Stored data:

------------------------

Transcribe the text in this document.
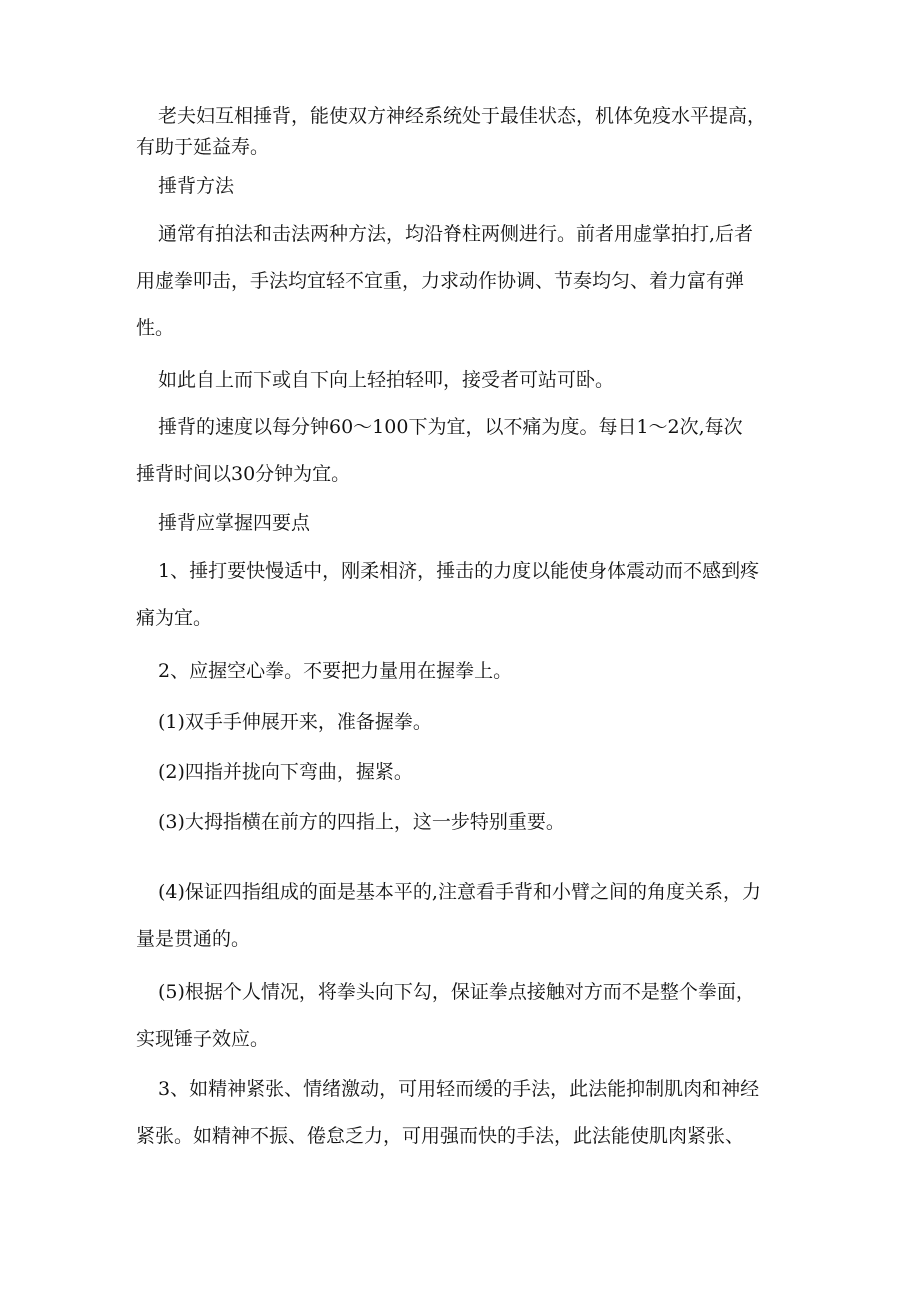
老夫妇互相捶背，能使双方神经系统处于最佳状态，机体免疫水平提高，
有助于延益寿。

捶背方法

通常有拍法和击法两种方法，均沿脊柱两侧进行。前者用虚掌拍打,后者
用虚拳叩击，手法均宜轻不宜重，力求动作协调、节奏均匀、着力富有弹
性。

如此自上而下或自下向上轻拍轻叩，接受者可站可卧。

捶背的速度以每分钟60～100下为宜，以不痛为度。每日1～2次,每次
捶背时间以30分钟为宜。

捶背应掌握四要点

1、捶打要快慢适中，刚柔相济，捶击的力度以能使身体震动而不感到疼
痛为宜。

2、应握空心拳。不要把力量用在握拳上。

(1)双手手伸展开来，准备握拳。

(2)四指并拢向下弯曲，握紧。

(3)大拇指横在前方的四指上，这一步特别重要。

(4)保证四指组成的面是基本平的,注意看手背和小臂之间的角度关系，力
量是贯通的。

(5)根据个人情况，将拳头向下勾，保证拳点接触对方而不是整个拳面，
实现锤子效应。

3、如精神紧张、情绪激动，可用轻而缓的手法，此法能抑制肌肉和神经
紧张。如精神不振、倦怠乏力，可用强而快的手法，此法能使肌肉紧张、
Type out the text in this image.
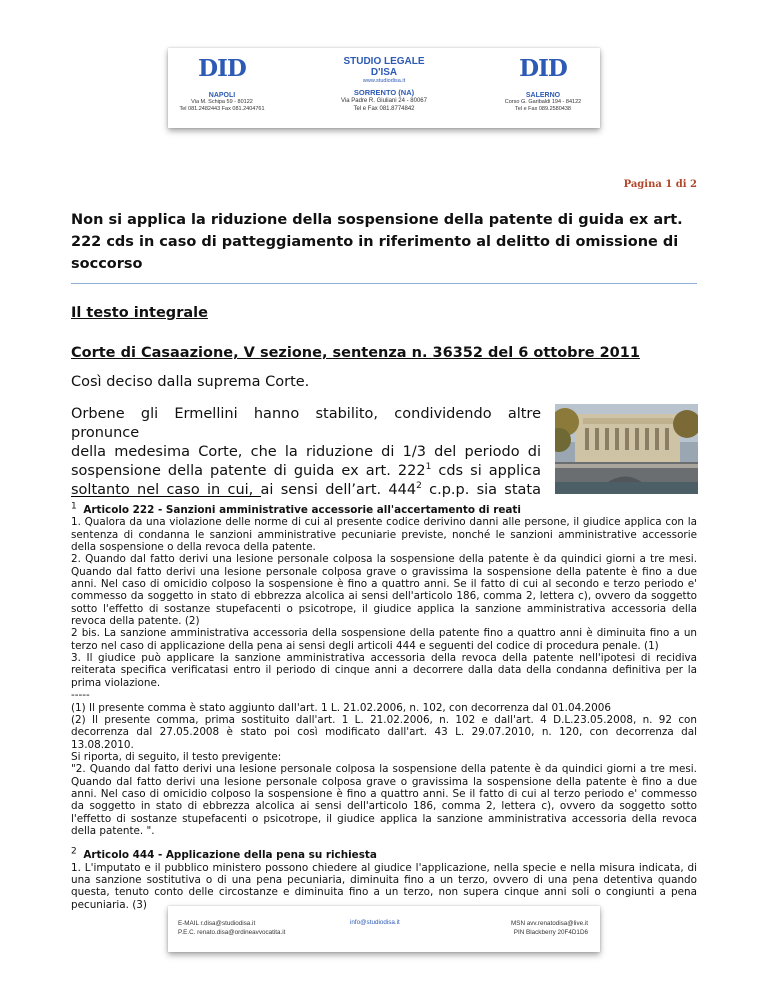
DID
NAPOLI
Via M. Schipa 59 - 80122
Tel 081.2482443 Fax 081.2404761
STUDIO LEGALE
D'ISA
www.studiodisa.it
SORRENTO (NA)
Via Padre R. Giuliani 24 - 80067
Tel e Fax 081.8774842
DID
SALERNO
Corso G. Garibaldi 194 - 84122
Tel e Fax 089.2580438
Pagina 1 di 2
Non si applica la riduzione della sospensione della patente di guida ex art. 222 cds in caso di patteggiamento in riferimento al delitto di omissione di soccorso
Il testo integrale
Corte di Casaazione, V sezione, sentenza n. 36352 del 6 ottobre 2011
Così deciso dalla suprema Corte.
Orbene gli Ermellini hanno stabilito, condividendo altre pronunce
della medesima Corte, che la riduzione di 1/3 del periodo di
sospensione della patente di guida ex art. $222^1$ cds si applica
soltanto nel caso in cui, ai sensi dell’art. $444^2$ c.p.p. sia stata

$^1$ Articolo 222 - Sanzioni amministrative accessorie all'accertamento di reati

1. Qualora da una violazione delle norme di cui al presente codice derivino danni alle persone, il giudice applica con la sentenza di condanna le sanzioni amministrative pecuniarie previste, nonché le sanzioni amministrative accessorie della sospensione o della revoca della patente.

2. Quando dal fatto derivi una lesione personale colposa la sospensione della patente è da quindici giorni a tre mesi. Quando dal fatto derivi una lesione personale colposa grave o gravissima la sospensione della patente è fino a due anni. Nel caso di omicidio colposo la sospensione è fino a quattro anni. Se il fatto di cui al secondo e terzo periodo e' commesso da soggetto in stato di ebbrezza alcolica ai sensi dell'articolo 186, comma 2, lettera c), ovvero da soggetto sotto l'effetto di sostanze stupefacenti o psicotrope, il giudice applica la sanzione amministrativa accessoria della revoca della patente. (2)

2 bis. La sanzione amministrativa accessoria della sospensione della patente fino a quattro anni è diminuita fino a un terzo nel caso di applicazione della pena ai sensi degli articoli 444 e seguenti del codice di procedura penale. (1)

3. Il giudice può applicare la sanzione amministrativa accessoria della revoca della patente nell'ipotesi di recidiva reiterata specifica verificatasi entro il periodo di cinque anni a decorrere dalla data della condanna definitiva per la prima violazione.

-----

(1) Il presente comma è stato aggiunto dall'art. 1 L. 21.02.2006, n. 102, con decorrenza dal 01.04.2006

(2) Il presente comma, prima sostituito dall'art. 1 L. 21.02.2006, n. 102 e dall'art. 4 D.L.23.05.2008, n. 92 con decorrenza dal 27.05.2008 è stato poi così modificato dall'art. 43 L. 29.07.2010, n. 120, con decorrenza dal 13.08.2010.

Si riporta, di seguito, il testo previgente:

"2. Quando dal fatto derivi una lesione personale colposa la sospensione della patente è da quindici giorni a tre mesi. Quando dal fatto derivi una lesione personale colposa grave o gravissima la sospensione della patente è fino a due anni. Nel caso di omicidio colposo la sospensione è fino a quattro anni. Se il fatto di cui al terzo periodo e' commesso da soggetto in stato di ebbrezza alcolica ai sensi dell'articolo 186, comma 2, lettera c), ovvero da soggetto sotto l'effetto di sostanze stupefacenti o psicotrope, il giudice applica la sanzione amministrativa accessoria della revoca della patente. ".

$^2$ Articolo 444 - Applicazione della pena su richiesta

1. L'imputato e il pubblico ministero possono chiedere al giudice l'applicazione, nella specie e nella misura indicata, di una sanzione sostitutiva o di una pena pecuniaria, diminuita fino a un terzo, ovvero di una pena detentiva quando questa, tenuto conto delle circostanze e diminuita fino a un terzo, non supera cinque anni soli o congiunti a pena pecuniaria. (3)

E-MAIL r.disa@studiodisa.it
P.E.C. renato.disa@ordineavvocatita.it
info@studiodisa.it	MSN avv.renatodisa@live.it
PIN Blackberry 20F4D1D6
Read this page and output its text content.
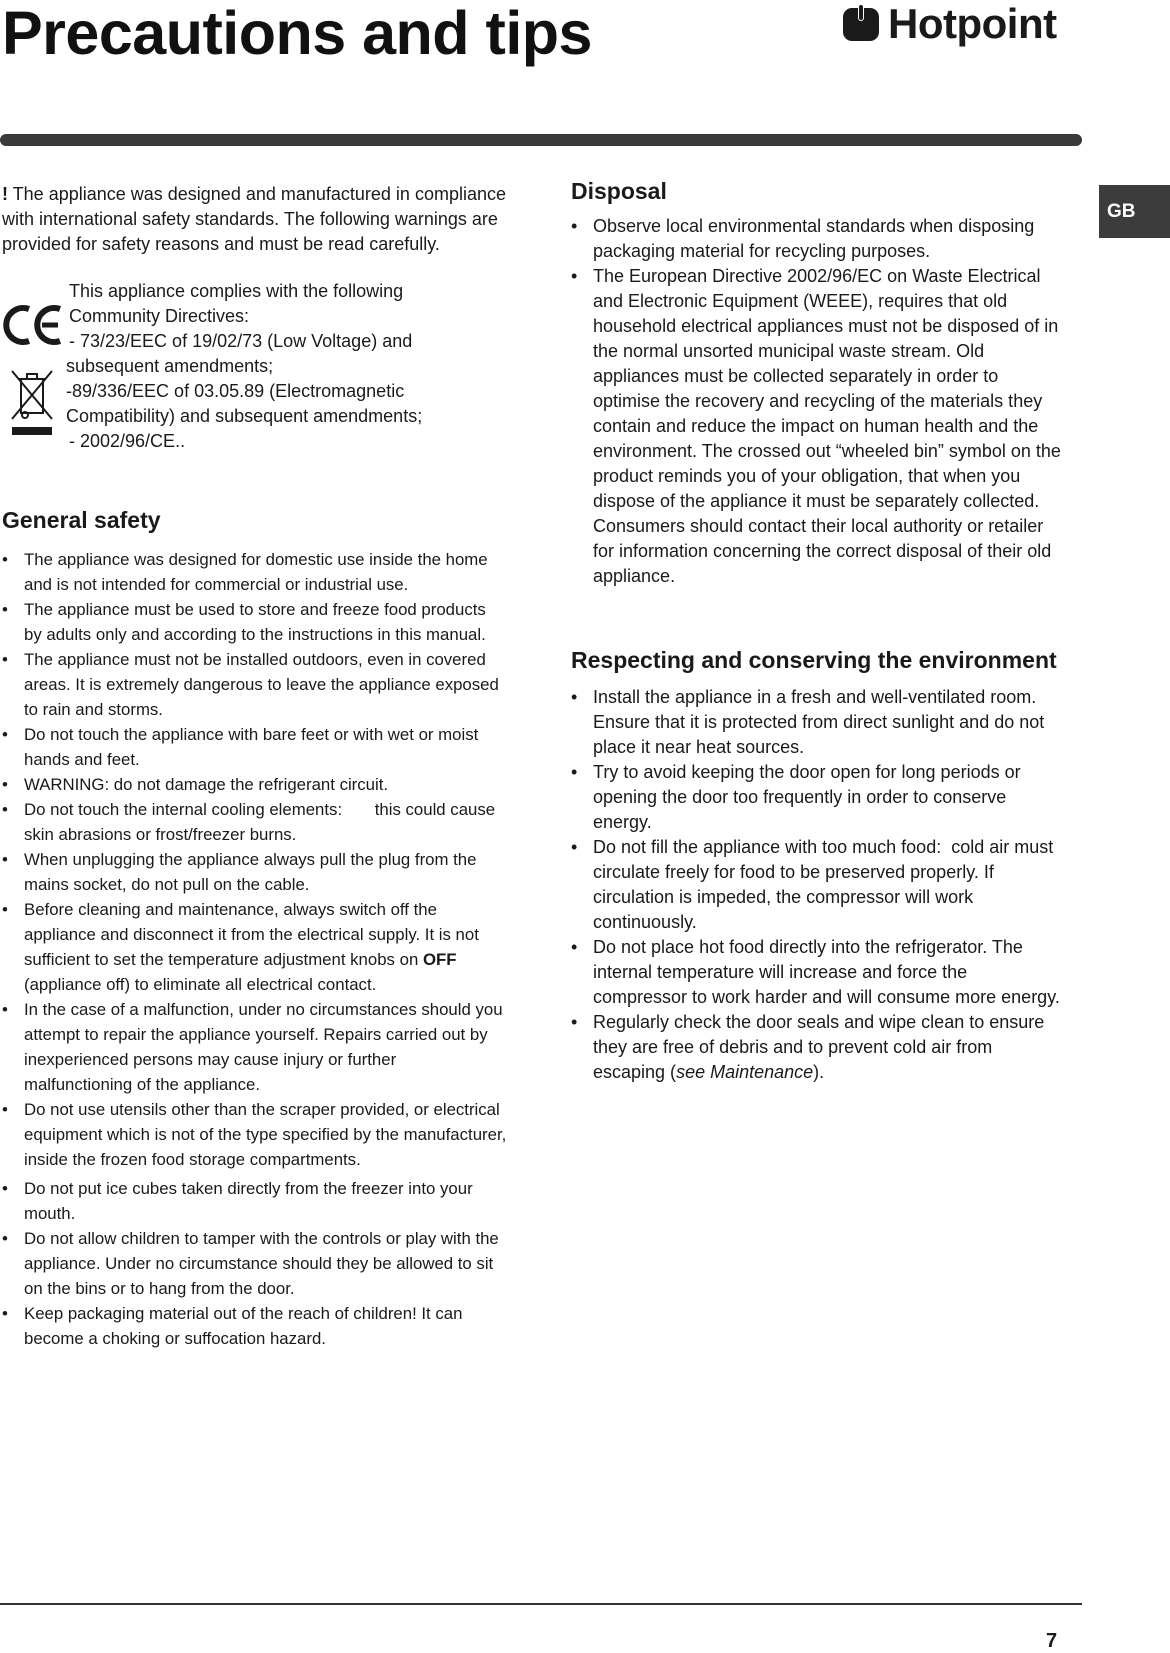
Precautions and tips	Hotpoint
GB

! The appliance was designed and manufactured in compliance with international safety standards. The following warnings are provided for safety reasons and must be read carefully.

This appliance complies with the following
Community Directives:
- 73/23/EEC of 19/02/73 (Low Voltage) and
subsequent amendments;
-89/336/EEC of 03.05.89 (Electromagnetic
Compatibility) and subsequent amendments;
- 2002/96/CE..
General safety
• The appliance was designed for domestic use inside the home and is not intended for commercial or industrial use.
• The appliance must be used to store and freeze food products by adults only and according to the instructions in this manual.
• The appliance must not be installed outdoors, even in covered areas. It is extremely dangerous to leave the appliance exposed to rain and storms.
• Do not touch the appliance with bare feet or with wet or moist hands and feet.
• WARNING: do not damage the refrigerant circuit.
• Do not touch the internal cooling elements:       this could cause skin abrasions or frost/freezer burns.
• When unplugging the appliance always pull the plug from the mains socket, do not pull on the cable.
• Before cleaning and maintenance, always switch off the appliance and disconnect it from the electrical supply. It is not sufficient to set the temperature adjustment knobs on OFF (appliance off) to eliminate all electrical contact.
• In the case of a malfunction, under no circumstances should you attempt to repair the appliance yourself. Repairs carried out by inexperienced persons may cause injury or further malfunctioning of the appliance.
• Do not use utensils other than the scraper provided, or electrical equipment which is not of the type specified by the manufacturer, inside the frozen food storage compartments.
• Do not put ice cubes taken directly from the freezer into your mouth.
• Do not allow children to tamper with the controls or play with the appliance. Under no circumstance should they be allowed to sit on the bins or to hang from the door.
• Keep packaging material out of the reach of children! It can become a choking or suffocation hazard.
Disposal
• Observe local environmental standards when disposing packaging material for recycling purposes.
• The European Directive 2002/96/EC on Waste Electrical and Electronic Equipment (WEEE), requires that old household electrical appliances must not be disposed of in the normal unsorted municipal waste stream. Old appliances must be collected separately in order to optimise the recovery and recycling of the materials they contain and reduce the impact on human health and the environment. The crossed out “wheeled bin” symbol on the product reminds you of your obligation, that when you dispose of the appliance it must be separately collected.
Consumers should contact their local authority or retailer for information concerning the correct disposal of their old appliance.
Respecting and conserving the environment
• Install the appliance in a fresh and well-ventilated room. Ensure that it is protected from direct sunlight and do not place it near heat sources.
• Try to avoid keeping the door open for long periods or opening the door too frequently in order to conserve energy.
• Do not fill the appliance with too much food:  cold air must circulate freely for food to be preserved properly. If circulation is impeded, the compressor will work continuously.
• Do not place hot food directly into the refrigerator. The internal temperature will increase and force the compressor to work harder and will consume more energy.
• Regularly check the door seals and wipe clean to ensure they are free of debris and to prevent cold air from escaping (see Maintenance).
7
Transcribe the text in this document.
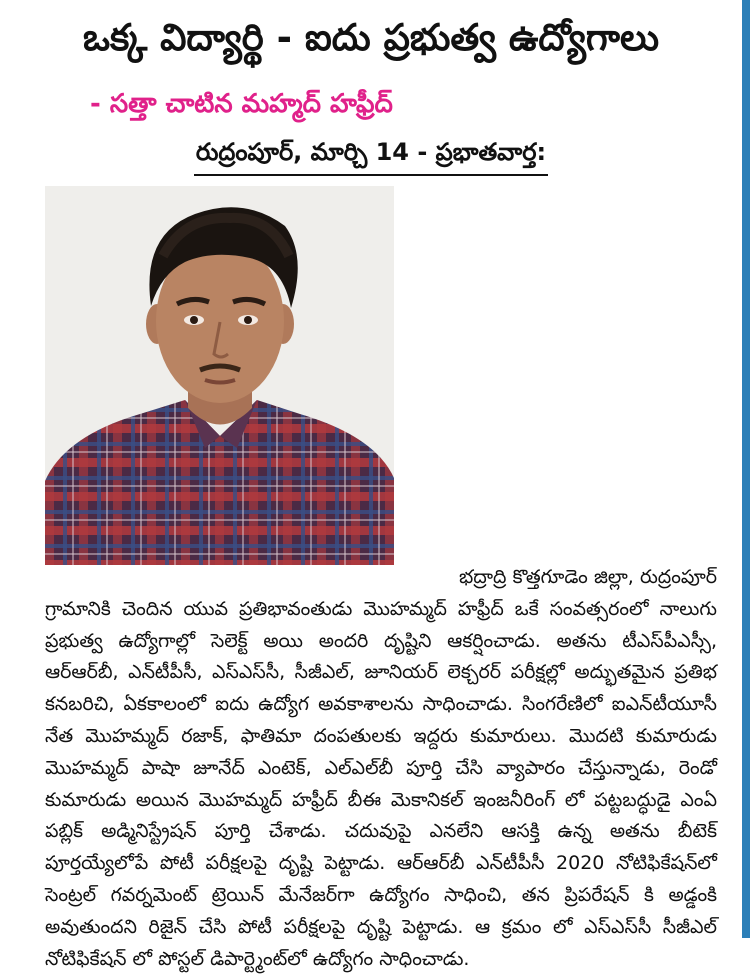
ఒక్క విద్యార్థి - ఐదు ప్రభుత్వ ఉద్యోగాలు
- సత్తా చాటిన మహ్మద్ హఫ్రీద్
రుద్రంపూర్, మార్చి 14 - ప్రభాతవార్త:
భద్రాద్రి కొత్తగూడెం జిల్లా, రుద్రంపూర్ గ్రామానికి చెందిన యువ ప్రతిభావంతుడు మొహమ్మద్ హఫ్రీద్ ఒకే సంవత్సరంలో నాలుగు ప్రభుత్వ ఉద్యోగాల్లో సెలెక్ట్ అయి అందరి దృష్టిని ఆకర్షించాడు. అతను టీఎస్‌పీఎస్సీ, ఆర్ఆర్‌బీ, ఎన్‌టీపీసీ, ఎస్ఎస్‌సీ, సీజీఎల్, జూనియర్ లెక్చరర్ పరీక్షల్లో అద్భుతమైన ప్రతిభ కనబరిచి, ఏకకాలంలో ఐదు ఉద్యోగ అవకాశాలను సాధించాడు. సింగరేణిలో ఐఎన్‌టీయూసీ నేత మొహమ్మద్ రజాక్, ఫాతిమా దంపతులకు ఇద్దరు కుమారులు. మొదటి కుమారుడు మొహమ్మద్ పాషా జూనేద్ ఎంటెక్, ఎల్ఎల్‌బీ పూర్తి చేసి వ్యాపారం చేస్తున్నాడు, రెండో కుమారుడు అయిన మొహమ్మద్ హఫ్రీద్ బీఈ మెకానికల్ ఇంజనీరింగ్ లో పట్టబద్ధుడై ఎంఏ పబ్లిక్ అడ్మినిస్ట్రేషన్ పూర్తి చేశాడు. చదువుపై ఎనలేని ఆసక్తి ఉన్న అతను బీటెక్ పూర్తయ్యేలోపే పోటీ పరీక్షలపై దృష్టి పెట్టాడు. ఆర్ఆర్‌బీ ఎన్‌టీపీసీ 2020 నోటిఫికేషన్‌లో సెంట్రల్ గవర్నమెంట్ ట్రెయిన్ మేనేజర్‌గా ఉద్యోగం సాధించి, తన ప్రిపరేషన్ కి అడ్డంకి అవుతుందని రిజైన్ చేసి పోటీ పరీక్షలపై దృష్టి పెట్టాడు. ఆ క్రమం లో ఎస్ఎస్‌సీ సీజీఎల్ నోటిఫికేషన్ లో పోస్టల్ డిపార్ట్మెంట్‌లో ఉద్యోగం సాధించాడు.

------------------------

Pull out each line of the entries that contains "packaging".

• Keep packaging material out of the reach of children! It can become a choking or suffocation hazard.
• Observe local environmental standards when disposing packaging material for recycling purposes.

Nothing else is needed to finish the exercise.